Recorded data

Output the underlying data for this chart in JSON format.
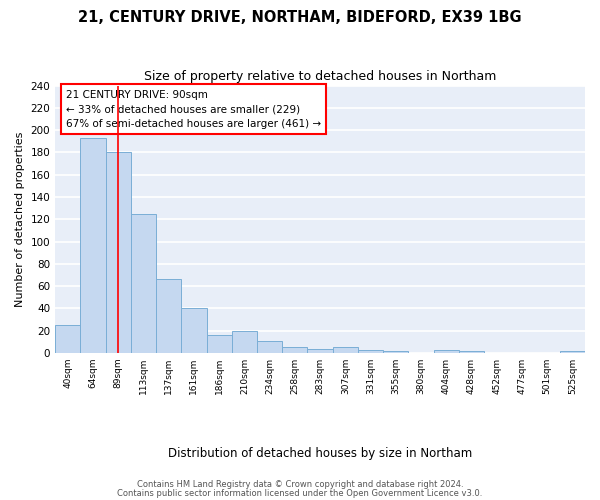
{
  "title": "21, CENTURY DRIVE, NORTHAM, BIDEFORD, EX39 1BG",
  "subtitle": "Size of property relative to detached houses in Northam",
  "xlabel": "Distribution of detached houses by size in Northam",
  "ylabel": "Number of detached properties",
  "bar_color": "#c5d8f0",
  "bar_edge_color": "#7aaed6",
  "background_color": "#e8eef8",
  "categories": [
    "40sqm",
    "64sqm",
    "89sqm",
    "113sqm",
    "137sqm",
    "161sqm",
    "186sqm",
    "210sqm",
    "234sqm",
    "258sqm",
    "283sqm",
    "307sqm",
    "331sqm",
    "355sqm",
    "380sqm",
    "404sqm",
    "428sqm",
    "452sqm",
    "477sqm",
    "501sqm",
    "525sqm"
  ],
  "values": [
    25,
    193,
    180,
    125,
    66,
    40,
    16,
    20,
    11,
    5,
    4,
    5,
    3,
    2,
    0,
    3,
    2,
    0,
    0,
    0,
    2
  ],
  "ylim": [
    0,
    240
  ],
  "yticks": [
    0,
    20,
    40,
    60,
    80,
    100,
    120,
    140,
    160,
    180,
    200,
    220,
    240
  ],
  "red_line_x": 2,
  "annotation_title": "21 CENTURY DRIVE: 90sqm",
  "annotation_line1": "← 33% of detached houses are smaller (229)",
  "annotation_line2": "67% of semi-detached houses are larger (461) →",
  "footer_line1": "Contains HM Land Registry data © Crown copyright and database right 2024.",
  "footer_line2": "Contains public sector information licensed under the Open Government Licence v3.0."
}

Problem to solve. Retype all of the entries exactly as written, leaving out any images.

Solution to the problem.
Output the underlying data for this chart in JSON format.
{
  "title": "21, CENTURY DRIVE, NORTHAM, BIDEFORD, EX39 1BG",
  "subtitle": "Size of property relative to detached houses in Northam",
  "xlabel": "Distribution of detached houses by size in Northam",
  "ylabel": "Number of detached properties",
  "bar_color": "#c5d8f0",
  "bar_edge_color": "#7aaed6",
  "background_color": "#e8eef8",
  "categories": [
    "40sqm",
    "64sqm",
    "89sqm",
    "113sqm",
    "137sqm",
    "161sqm",
    "186sqm",
    "210sqm",
    "234sqm",
    "258sqm",
    "283sqm",
    "307sqm",
    "331sqm",
    "355sqm",
    "380sqm",
    "404sqm",
    "428sqm",
    "452sqm",
    "477sqm",
    "501sqm",
    "525sqm"
  ],
  "values": [
    25,
    193,
    180,
    125,
    66,
    40,
    16,
    20,
    11,
    5,
    4,
    5,
    3,
    2,
    0,
    3,
    2,
    0,
    0,
    0,
    2
  ],
  "ylim": [
    0,
    240
  ],
  "yticks": [
    0,
    20,
    40,
    60,
    80,
    100,
    120,
    140,
    160,
    180,
    200,
    220,
    240
  ],
  "red_line_x": 2,
  "annotation_title": "21 CENTURY DRIVE: 90sqm",
  "annotation_line1": "← 33% of detached houses are smaller (229)",
  "annotation_line2": "67% of semi-detached houses are larger (461) →",
  "footer_line1": "Contains HM Land Registry data © Crown copyright and database right 2024.",
  "footer_line2": "Contains public sector information licensed under the Open Government Licence v3.0."
}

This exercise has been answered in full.